— Passage —
************

Did you know that 2034 patent applications were submitted by Austrians in the year 1993 alone?
The very first encyclopaedias date back to the Age of Enlightenment at the end of the 18th century. They were reference works aiming to organise knowledge in cohesive and concise systems. The alphabetical arrangement of keywords proved to be one of the most effective ways of systematising information, making encyclopaedias an integral part of education and research work.
The beginning of the 19th century saw the development of the first national encyclopaedias featuring culture-specific information. The most famous encyclopaedia focusing on Austriaca dating back to this period is the "Biographisches Lexikon des Kaiserthums Österreich, enthaltend die Lebensskizzen der denkwürdigen Personen, welche 1750 bis 1850 im Kaiserstaate und in seinen Kronländern gelebt haben" (roughly equivalent to "Biographical encyclopaedia of the Austrian empire containing the biographies of memorable persons who lived in the empire and its crownlands between 1750 and 1850"). This work, assembled by Constant von Wurzbach, still serves as the main reference work for researching biographies of famous Austrians.

************

— Stored data —
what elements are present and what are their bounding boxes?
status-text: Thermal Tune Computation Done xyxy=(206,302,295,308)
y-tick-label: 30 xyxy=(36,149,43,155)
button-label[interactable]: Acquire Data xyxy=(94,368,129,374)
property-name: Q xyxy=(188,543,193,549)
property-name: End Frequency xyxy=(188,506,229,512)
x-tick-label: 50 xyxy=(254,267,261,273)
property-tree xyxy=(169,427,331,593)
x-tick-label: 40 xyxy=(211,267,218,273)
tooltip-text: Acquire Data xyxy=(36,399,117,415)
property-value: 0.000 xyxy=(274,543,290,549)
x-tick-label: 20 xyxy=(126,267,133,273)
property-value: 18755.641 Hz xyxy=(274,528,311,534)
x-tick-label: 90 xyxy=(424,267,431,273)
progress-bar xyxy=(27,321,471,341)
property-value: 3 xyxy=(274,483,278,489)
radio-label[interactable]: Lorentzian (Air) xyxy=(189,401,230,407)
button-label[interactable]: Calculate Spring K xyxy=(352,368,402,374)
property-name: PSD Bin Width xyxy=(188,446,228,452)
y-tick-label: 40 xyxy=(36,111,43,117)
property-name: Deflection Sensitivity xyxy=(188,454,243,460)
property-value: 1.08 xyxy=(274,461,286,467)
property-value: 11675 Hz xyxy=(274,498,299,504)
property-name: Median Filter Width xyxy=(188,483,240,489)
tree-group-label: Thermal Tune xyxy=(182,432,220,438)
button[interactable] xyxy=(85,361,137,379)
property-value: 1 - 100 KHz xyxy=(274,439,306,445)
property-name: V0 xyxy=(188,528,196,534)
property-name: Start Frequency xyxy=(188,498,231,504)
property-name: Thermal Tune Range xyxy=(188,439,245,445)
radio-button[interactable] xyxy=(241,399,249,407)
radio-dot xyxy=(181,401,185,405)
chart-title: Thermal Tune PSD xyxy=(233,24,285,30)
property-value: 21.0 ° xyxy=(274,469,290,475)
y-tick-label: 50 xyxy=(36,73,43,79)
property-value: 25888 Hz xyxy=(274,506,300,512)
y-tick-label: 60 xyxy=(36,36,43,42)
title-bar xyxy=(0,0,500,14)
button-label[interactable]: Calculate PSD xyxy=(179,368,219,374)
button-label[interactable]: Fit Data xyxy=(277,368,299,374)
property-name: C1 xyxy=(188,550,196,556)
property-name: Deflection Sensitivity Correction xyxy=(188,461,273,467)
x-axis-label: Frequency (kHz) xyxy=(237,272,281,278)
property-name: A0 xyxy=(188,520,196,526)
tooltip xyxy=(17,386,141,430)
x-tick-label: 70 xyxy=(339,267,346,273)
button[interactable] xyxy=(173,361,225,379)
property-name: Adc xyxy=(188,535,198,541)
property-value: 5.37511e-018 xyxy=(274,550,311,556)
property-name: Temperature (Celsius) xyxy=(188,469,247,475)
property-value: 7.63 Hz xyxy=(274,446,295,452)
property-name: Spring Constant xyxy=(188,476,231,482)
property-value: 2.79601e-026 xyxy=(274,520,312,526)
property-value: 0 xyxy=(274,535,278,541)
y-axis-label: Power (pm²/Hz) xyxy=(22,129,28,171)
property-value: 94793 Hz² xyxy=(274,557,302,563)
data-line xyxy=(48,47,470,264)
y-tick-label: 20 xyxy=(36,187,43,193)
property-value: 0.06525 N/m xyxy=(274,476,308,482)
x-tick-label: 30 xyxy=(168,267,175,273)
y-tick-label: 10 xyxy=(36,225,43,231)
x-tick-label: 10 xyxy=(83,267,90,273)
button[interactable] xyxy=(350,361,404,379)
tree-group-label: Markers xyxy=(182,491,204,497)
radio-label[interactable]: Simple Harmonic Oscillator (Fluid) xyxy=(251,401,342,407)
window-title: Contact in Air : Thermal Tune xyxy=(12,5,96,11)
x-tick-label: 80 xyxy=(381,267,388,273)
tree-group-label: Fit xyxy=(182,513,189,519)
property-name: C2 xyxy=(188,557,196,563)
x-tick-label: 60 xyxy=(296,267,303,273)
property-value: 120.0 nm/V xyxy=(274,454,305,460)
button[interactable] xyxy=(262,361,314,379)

************

— Tasks to complete —
**A.** In the text on early encyclopaedias, who assembled the biographical encyclopaedia of the Austrian empire?
**B.** Continue the text on encyclopaedias and Austrian biography from where it stops.

— Responses by task —
**A.** Constant von Wurzbach.

**B.**
It wasn't until 1966, however, that the creation of an Austria-specific encyclopaedia was undertaken by Richard and Maria Bamberger and Franz Maier-Bruck. The work's main aims were to take into special consideration the Austrian national character and the problems post-war Austria was facing during the era of reconstruction after World War II. The expansion and revision of this encyclopaedia not only provides a more comprehensive and modern reference work, it also attempts to delve further into the Austrian past and to shed light on problematic national issues which are still relevant to the social and cultural identity of today's Austria. Since 1945 Austria has developed into a modern nation in the framework of a free and democratic social order and has become part of the European Community. The internal structure of the country has also undergone significant changes.
One of the main tasks of this encyclopaedia is to present the positive as well as the negative aspects of 20th century Austria, and to give credit to Austrians who brought about political, cultural, social and economic progress. It is equally important, however, to maintain the discourse about past and present ills of Austrian society and other critical developments.
This encyclopaedia is a description of Austria, of Austrian history, the progress the nation has made and the challenges it faces at the end of the 20th century, adapted to the needs of the international user. It features more than 13,000 articles on Austrian economic development, and on the making and present-day progress of large Austrian companies and their product innovations. The publishers have attempted to include a wide variety of biographical entries, to focus equally on all nine Austrian provinces and to pay attention to women's issues. For in-depth reference only the latest works have been cited.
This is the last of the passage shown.